EXERCISE DETAILS - Below are some records. How many of their lines contain the string "this"? Give the number only.

Extracted records -
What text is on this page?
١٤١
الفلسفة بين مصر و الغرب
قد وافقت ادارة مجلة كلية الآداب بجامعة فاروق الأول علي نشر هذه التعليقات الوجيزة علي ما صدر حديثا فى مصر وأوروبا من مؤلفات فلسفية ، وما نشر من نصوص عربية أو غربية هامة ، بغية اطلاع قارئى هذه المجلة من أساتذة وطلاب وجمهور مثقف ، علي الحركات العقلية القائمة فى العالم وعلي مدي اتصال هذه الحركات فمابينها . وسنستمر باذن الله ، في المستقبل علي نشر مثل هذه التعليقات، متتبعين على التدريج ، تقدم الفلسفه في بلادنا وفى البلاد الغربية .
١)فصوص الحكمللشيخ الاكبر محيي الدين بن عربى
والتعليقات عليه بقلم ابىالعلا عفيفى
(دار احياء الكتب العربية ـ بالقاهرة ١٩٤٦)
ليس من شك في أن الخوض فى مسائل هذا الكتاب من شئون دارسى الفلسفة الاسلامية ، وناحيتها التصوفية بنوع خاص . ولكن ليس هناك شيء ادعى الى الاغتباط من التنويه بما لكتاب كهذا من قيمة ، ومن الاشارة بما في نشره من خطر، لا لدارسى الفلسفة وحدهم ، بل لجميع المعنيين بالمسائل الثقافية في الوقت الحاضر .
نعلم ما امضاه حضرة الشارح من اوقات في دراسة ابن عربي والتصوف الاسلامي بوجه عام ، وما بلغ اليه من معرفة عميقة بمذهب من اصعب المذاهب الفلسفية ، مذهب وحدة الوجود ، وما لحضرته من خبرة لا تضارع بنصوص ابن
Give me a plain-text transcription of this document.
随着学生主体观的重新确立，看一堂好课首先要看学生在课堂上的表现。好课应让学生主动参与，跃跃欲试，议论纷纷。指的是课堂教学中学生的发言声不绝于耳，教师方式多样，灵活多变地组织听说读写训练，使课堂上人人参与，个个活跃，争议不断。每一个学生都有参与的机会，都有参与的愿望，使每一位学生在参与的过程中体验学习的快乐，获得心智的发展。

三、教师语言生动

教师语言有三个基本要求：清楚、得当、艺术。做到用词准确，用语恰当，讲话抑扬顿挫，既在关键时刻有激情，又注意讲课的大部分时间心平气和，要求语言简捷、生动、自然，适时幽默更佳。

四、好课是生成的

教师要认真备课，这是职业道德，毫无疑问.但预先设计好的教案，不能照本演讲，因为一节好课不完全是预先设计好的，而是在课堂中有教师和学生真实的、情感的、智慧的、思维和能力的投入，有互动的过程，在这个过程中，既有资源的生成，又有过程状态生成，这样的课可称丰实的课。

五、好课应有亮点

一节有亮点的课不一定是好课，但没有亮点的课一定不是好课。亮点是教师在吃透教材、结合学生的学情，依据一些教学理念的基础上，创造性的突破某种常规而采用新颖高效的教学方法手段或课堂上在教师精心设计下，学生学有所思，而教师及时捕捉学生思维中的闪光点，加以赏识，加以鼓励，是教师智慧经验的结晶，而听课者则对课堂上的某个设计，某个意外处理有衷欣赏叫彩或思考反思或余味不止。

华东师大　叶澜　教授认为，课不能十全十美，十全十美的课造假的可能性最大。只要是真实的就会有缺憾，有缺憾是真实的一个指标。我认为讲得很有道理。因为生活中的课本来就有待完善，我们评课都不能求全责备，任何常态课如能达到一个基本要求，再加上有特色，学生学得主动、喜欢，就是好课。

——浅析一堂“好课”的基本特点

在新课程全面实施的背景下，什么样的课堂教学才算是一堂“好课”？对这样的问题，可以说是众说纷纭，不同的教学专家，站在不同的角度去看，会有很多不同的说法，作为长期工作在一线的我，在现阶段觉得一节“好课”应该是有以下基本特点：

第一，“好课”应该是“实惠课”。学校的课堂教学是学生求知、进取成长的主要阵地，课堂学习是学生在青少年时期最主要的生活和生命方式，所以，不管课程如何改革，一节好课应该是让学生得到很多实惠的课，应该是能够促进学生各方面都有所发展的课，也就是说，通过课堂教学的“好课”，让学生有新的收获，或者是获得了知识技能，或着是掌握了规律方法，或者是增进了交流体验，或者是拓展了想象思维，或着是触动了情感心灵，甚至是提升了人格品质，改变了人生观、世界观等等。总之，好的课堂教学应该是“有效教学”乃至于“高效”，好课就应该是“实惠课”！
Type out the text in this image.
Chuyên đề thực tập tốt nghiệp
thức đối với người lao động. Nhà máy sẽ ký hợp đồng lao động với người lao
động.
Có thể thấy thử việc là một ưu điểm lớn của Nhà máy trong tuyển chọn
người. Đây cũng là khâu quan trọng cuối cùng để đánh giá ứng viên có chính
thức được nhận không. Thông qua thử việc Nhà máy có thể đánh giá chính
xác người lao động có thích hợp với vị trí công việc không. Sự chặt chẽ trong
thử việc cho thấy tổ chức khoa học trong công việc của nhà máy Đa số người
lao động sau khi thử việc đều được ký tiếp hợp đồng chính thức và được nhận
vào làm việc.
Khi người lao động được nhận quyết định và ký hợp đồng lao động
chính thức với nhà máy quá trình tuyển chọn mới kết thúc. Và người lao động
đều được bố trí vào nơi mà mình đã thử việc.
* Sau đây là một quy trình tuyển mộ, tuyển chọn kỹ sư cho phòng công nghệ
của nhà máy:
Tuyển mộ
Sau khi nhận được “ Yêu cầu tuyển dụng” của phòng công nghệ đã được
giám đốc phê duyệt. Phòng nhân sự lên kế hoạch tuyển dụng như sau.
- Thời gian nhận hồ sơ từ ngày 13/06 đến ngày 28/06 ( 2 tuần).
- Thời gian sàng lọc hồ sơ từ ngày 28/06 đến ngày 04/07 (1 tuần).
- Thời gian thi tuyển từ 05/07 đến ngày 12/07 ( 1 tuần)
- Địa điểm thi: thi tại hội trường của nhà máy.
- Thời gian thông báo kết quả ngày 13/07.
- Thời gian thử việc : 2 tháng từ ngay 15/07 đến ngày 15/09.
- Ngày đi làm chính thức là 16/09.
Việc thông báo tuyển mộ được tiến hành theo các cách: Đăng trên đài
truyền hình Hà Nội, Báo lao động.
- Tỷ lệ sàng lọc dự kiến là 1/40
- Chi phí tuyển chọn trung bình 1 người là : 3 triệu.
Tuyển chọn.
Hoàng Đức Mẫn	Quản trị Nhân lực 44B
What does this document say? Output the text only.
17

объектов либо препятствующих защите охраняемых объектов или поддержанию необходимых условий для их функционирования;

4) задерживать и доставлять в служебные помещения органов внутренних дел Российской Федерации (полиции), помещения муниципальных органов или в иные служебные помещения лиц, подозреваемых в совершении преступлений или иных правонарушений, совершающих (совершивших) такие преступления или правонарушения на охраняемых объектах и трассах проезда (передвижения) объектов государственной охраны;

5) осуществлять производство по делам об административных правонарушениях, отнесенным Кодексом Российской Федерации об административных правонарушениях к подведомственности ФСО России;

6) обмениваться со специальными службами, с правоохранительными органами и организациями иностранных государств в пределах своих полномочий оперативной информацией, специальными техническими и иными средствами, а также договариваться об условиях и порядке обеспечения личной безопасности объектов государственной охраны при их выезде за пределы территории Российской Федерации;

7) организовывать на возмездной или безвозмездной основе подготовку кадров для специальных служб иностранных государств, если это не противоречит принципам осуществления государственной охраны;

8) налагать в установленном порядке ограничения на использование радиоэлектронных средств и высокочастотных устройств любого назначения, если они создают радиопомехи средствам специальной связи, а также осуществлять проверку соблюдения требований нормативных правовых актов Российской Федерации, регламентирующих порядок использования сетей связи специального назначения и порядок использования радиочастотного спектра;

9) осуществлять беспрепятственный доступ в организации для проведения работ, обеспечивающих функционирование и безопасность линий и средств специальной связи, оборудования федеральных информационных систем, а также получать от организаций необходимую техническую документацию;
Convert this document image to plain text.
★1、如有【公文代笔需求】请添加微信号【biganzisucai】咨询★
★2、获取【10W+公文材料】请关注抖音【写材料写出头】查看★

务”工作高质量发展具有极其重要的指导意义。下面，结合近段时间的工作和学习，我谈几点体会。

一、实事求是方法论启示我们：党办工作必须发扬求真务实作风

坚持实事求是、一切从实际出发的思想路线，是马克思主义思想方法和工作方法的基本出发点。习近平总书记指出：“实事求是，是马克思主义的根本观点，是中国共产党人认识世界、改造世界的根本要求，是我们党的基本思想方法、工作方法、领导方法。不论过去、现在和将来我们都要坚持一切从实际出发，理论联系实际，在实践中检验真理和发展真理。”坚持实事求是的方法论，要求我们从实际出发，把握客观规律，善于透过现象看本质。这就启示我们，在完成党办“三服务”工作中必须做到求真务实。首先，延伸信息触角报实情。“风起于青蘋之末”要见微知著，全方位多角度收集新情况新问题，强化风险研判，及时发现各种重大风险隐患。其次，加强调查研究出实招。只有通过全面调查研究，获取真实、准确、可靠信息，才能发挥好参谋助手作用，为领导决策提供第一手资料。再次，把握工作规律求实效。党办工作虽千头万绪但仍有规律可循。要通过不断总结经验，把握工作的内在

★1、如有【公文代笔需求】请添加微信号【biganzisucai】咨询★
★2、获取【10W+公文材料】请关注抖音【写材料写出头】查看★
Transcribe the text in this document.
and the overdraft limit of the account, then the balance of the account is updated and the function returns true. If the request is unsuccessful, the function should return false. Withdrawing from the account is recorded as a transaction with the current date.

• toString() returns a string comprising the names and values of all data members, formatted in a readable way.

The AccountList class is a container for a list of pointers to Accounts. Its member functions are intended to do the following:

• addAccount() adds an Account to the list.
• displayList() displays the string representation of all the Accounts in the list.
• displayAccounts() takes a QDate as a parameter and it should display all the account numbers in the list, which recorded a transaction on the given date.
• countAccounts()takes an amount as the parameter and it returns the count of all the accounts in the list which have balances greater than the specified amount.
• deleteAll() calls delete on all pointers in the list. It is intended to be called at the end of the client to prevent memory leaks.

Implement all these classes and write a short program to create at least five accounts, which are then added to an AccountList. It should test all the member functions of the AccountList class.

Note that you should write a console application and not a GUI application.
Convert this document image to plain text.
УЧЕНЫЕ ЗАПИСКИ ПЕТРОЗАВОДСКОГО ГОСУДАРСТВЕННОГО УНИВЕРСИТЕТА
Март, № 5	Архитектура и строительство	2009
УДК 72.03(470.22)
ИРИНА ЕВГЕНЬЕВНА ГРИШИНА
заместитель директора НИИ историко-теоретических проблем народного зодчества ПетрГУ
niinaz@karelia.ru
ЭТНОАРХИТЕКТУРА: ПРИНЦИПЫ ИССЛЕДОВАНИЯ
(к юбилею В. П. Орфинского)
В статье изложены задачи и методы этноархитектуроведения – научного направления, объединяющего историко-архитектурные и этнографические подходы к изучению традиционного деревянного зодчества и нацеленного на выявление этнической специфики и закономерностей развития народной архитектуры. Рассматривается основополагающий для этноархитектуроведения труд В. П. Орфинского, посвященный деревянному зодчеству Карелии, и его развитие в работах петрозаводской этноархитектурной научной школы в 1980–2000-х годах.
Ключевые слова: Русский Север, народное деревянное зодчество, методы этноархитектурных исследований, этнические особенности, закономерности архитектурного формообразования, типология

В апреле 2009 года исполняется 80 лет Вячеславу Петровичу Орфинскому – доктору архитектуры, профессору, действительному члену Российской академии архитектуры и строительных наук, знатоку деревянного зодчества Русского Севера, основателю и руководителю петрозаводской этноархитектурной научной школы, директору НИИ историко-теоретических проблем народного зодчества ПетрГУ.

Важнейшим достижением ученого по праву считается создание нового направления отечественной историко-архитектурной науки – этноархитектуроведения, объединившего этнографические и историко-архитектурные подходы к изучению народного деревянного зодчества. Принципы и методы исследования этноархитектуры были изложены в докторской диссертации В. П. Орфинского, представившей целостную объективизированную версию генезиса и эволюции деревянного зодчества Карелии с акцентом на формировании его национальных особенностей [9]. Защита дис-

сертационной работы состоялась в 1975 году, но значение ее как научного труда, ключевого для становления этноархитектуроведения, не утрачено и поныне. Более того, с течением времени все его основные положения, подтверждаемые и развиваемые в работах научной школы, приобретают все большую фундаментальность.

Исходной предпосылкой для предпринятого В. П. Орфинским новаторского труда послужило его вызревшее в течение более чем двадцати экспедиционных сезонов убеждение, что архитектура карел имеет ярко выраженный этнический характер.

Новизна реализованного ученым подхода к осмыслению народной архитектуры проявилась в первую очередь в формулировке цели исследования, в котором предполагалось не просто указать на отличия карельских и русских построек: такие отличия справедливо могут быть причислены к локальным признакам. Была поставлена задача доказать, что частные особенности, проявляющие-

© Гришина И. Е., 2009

ANSWER FOR THE TASK - 7